OBJECTIVE:
Copy each line of the material below that includes the string "JSON".

[Entries taken from a collection]

>>>>

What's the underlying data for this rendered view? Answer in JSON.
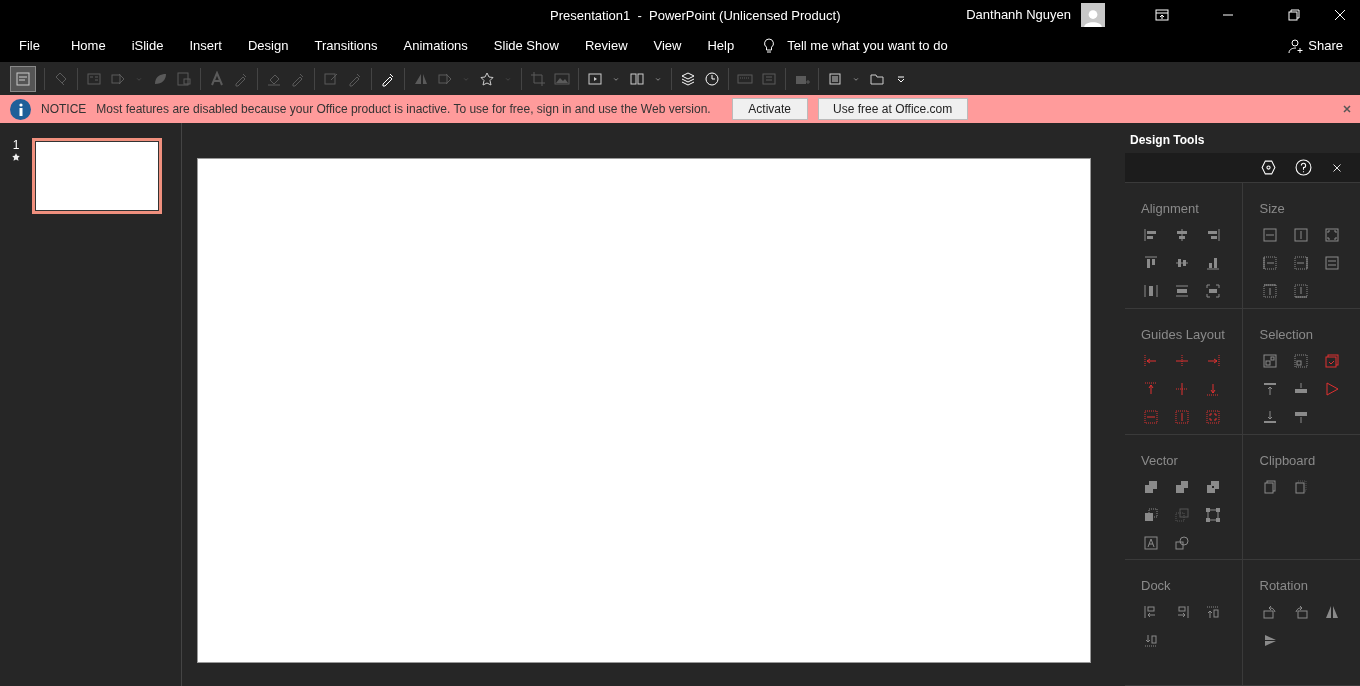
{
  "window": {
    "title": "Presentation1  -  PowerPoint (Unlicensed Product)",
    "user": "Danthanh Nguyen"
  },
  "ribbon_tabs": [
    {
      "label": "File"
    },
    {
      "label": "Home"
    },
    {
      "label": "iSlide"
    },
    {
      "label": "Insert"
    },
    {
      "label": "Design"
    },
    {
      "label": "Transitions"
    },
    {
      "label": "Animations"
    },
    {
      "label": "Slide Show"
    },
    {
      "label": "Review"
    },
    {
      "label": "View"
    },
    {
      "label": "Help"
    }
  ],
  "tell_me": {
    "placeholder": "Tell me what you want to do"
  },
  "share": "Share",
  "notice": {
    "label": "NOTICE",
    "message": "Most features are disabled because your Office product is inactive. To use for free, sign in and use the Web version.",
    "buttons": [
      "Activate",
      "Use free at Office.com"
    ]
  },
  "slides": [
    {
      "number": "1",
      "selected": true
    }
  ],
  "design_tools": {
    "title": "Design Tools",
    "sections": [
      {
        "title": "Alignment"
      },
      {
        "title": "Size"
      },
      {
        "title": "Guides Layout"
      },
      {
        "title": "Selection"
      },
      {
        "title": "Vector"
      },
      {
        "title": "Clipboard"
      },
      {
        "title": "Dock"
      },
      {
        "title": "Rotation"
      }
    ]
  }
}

<<<<
>>>>

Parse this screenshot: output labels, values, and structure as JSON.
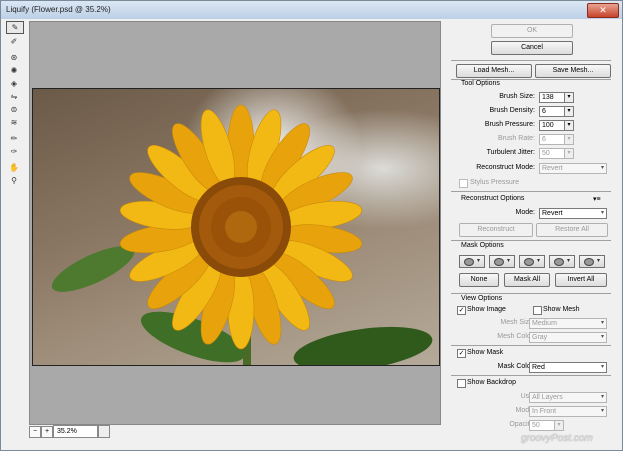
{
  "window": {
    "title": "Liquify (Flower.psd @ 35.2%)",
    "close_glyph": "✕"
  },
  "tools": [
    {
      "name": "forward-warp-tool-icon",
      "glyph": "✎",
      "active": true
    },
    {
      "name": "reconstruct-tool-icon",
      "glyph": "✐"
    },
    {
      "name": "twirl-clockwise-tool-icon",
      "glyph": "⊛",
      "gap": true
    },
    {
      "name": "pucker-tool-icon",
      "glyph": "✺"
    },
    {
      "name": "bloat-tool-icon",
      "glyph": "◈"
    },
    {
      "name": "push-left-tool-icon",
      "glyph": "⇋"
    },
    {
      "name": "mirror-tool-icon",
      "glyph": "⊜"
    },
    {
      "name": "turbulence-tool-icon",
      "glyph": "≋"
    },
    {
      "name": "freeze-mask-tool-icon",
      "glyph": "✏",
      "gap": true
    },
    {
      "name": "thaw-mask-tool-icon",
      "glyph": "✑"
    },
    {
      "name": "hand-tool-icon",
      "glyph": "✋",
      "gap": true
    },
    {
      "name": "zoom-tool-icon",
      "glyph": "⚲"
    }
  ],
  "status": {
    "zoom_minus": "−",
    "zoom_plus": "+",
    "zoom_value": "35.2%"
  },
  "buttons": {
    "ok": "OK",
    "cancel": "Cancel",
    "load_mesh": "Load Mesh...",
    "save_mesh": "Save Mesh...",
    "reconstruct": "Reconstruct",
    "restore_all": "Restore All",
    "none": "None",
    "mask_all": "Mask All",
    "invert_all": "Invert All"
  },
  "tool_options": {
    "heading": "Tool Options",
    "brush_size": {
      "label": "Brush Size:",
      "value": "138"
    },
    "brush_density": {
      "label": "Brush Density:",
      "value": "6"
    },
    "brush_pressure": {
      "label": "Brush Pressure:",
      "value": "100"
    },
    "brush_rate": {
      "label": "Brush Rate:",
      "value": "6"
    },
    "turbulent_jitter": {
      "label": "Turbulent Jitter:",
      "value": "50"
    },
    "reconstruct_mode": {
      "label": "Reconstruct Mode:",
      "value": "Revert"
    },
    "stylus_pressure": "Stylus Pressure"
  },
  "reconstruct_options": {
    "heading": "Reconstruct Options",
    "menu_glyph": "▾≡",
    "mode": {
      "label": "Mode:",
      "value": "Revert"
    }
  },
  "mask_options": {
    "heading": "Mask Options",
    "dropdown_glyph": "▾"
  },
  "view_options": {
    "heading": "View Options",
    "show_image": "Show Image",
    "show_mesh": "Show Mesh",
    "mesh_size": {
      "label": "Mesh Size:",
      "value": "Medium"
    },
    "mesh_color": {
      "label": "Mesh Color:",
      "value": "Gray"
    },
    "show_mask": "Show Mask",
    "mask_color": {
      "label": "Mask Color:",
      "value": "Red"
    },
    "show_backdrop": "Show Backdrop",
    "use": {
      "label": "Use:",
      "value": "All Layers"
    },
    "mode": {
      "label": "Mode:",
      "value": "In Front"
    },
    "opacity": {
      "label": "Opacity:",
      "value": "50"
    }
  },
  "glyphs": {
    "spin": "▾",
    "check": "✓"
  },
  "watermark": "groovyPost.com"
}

<<<<
>>>>

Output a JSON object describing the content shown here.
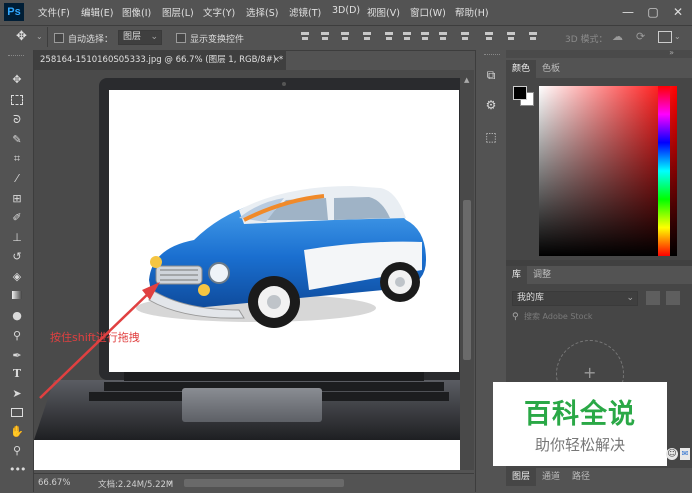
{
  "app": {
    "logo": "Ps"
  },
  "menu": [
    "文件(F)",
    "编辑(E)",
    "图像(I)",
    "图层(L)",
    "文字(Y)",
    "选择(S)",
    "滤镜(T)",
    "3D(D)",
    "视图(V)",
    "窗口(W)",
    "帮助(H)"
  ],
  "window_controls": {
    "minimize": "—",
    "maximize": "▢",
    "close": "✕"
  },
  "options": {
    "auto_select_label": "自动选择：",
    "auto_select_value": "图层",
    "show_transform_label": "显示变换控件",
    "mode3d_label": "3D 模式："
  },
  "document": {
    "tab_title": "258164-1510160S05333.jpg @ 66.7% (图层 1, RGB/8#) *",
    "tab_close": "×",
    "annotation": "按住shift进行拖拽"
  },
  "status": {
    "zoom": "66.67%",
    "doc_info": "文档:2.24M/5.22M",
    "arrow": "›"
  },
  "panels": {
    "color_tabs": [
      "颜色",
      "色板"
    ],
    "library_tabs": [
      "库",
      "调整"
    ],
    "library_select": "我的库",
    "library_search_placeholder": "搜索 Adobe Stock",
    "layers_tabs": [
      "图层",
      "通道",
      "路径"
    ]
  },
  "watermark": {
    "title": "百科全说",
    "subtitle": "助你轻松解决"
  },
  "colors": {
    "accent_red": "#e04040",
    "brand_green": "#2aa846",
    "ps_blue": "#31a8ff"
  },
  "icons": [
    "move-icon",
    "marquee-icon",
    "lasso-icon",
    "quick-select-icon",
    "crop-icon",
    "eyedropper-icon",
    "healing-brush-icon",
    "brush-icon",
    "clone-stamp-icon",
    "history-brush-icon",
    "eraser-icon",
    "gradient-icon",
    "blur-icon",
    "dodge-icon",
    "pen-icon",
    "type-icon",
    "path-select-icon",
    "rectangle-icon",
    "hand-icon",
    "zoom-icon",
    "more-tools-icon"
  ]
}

<<<<

OUTPUT:
What's the underlying data for this rendered view? Answer in JSON.
Parse this screenshot: output labels, values, and structure as JSON.
Output a JSON object describing the content shown here.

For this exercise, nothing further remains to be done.